THE PROBLEM —
Lines containing the word "JSON" need to be counted. Please reply with how many there are, and nothing else.

SUPPLIED MATERIAL —
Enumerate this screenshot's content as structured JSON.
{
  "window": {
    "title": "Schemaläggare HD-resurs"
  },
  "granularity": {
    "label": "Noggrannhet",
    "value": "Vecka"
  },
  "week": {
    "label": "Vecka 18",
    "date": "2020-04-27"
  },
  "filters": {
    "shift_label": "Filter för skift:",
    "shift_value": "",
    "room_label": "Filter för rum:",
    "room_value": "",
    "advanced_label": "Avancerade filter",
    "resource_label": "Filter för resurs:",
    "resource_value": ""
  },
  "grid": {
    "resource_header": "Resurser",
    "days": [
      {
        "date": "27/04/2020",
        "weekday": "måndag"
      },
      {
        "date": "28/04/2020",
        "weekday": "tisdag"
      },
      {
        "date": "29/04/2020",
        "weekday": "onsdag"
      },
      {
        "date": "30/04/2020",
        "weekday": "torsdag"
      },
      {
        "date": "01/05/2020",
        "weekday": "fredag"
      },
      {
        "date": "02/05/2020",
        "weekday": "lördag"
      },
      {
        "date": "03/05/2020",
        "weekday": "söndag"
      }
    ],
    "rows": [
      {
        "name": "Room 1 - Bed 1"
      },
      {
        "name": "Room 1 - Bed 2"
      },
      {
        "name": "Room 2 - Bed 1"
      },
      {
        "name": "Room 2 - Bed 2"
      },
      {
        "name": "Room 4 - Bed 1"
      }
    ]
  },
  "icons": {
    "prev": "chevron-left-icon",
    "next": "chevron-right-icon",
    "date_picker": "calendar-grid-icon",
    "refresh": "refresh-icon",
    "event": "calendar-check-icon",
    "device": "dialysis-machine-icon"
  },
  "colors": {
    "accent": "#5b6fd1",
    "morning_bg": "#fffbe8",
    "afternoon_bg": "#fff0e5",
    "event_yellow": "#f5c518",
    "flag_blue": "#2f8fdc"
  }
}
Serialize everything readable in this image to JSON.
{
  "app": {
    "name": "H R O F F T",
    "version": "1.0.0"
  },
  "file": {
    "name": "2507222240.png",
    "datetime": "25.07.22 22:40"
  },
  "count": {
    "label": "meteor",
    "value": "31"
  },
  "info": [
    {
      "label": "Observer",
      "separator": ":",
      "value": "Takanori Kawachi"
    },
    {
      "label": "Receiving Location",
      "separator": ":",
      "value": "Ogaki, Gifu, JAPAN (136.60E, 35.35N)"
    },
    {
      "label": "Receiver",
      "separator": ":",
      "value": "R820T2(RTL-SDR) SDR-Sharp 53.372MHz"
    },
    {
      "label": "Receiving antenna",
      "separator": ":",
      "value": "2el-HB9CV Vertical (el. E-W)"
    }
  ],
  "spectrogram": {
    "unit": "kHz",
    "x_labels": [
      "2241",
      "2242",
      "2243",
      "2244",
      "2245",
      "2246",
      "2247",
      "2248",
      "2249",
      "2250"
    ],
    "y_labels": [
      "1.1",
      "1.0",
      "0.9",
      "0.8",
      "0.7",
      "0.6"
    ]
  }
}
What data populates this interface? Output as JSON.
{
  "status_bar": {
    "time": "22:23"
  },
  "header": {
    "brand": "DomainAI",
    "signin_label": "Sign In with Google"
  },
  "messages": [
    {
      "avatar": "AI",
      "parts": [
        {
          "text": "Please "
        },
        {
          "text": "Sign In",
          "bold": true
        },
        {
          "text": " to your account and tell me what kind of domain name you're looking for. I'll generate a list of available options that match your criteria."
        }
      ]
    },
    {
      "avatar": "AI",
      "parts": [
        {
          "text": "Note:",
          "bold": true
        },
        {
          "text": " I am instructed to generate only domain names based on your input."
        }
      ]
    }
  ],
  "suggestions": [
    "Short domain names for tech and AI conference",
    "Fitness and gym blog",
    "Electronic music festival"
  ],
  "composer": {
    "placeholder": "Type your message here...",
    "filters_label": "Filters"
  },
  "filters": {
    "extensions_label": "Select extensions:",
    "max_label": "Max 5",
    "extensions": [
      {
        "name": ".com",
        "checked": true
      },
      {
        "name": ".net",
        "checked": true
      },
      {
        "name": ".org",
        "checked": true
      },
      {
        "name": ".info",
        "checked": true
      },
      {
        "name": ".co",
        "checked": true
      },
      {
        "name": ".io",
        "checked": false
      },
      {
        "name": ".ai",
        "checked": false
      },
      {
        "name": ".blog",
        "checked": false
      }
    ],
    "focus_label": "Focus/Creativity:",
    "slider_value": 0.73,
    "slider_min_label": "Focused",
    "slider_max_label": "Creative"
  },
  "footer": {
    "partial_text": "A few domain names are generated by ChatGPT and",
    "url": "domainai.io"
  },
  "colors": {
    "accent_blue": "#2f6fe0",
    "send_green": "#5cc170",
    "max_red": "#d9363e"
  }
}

SOLUTION TO THE PROBLEM —
3